[Start]
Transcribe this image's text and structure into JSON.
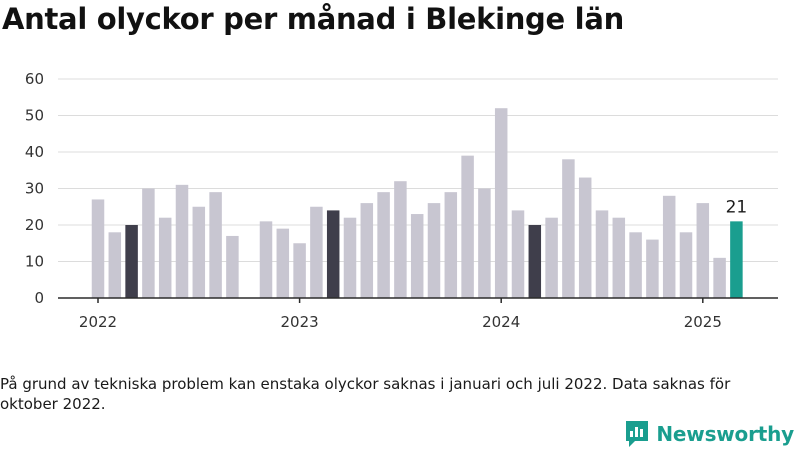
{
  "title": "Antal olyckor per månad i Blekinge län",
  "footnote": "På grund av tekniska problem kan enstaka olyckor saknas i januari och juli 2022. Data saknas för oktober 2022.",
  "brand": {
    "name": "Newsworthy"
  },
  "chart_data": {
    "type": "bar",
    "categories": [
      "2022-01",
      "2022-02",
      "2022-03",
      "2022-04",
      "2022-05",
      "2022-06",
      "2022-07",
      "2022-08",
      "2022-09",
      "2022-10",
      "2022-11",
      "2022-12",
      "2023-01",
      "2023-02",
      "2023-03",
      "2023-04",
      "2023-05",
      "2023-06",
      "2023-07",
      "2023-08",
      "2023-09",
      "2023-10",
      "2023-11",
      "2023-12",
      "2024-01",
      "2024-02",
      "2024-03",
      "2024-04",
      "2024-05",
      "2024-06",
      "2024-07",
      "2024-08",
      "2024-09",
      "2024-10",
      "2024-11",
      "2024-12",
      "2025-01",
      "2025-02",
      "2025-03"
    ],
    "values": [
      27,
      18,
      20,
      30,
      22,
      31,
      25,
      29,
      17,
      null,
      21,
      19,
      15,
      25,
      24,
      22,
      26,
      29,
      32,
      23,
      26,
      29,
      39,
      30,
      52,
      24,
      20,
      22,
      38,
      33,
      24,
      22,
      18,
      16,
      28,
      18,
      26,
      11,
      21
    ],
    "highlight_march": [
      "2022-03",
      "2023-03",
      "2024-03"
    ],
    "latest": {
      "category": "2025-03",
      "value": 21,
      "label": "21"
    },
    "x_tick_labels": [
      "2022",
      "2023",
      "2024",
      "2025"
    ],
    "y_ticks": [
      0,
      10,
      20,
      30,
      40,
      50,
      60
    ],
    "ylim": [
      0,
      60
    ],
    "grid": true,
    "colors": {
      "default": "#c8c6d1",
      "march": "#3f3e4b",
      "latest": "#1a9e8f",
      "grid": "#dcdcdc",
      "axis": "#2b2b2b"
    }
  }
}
[End]
*DESCRIPTION OF THE TASK*
In the entries above, count each line that holds "olyckor". Give the total and nothing else.

*REPLY*
2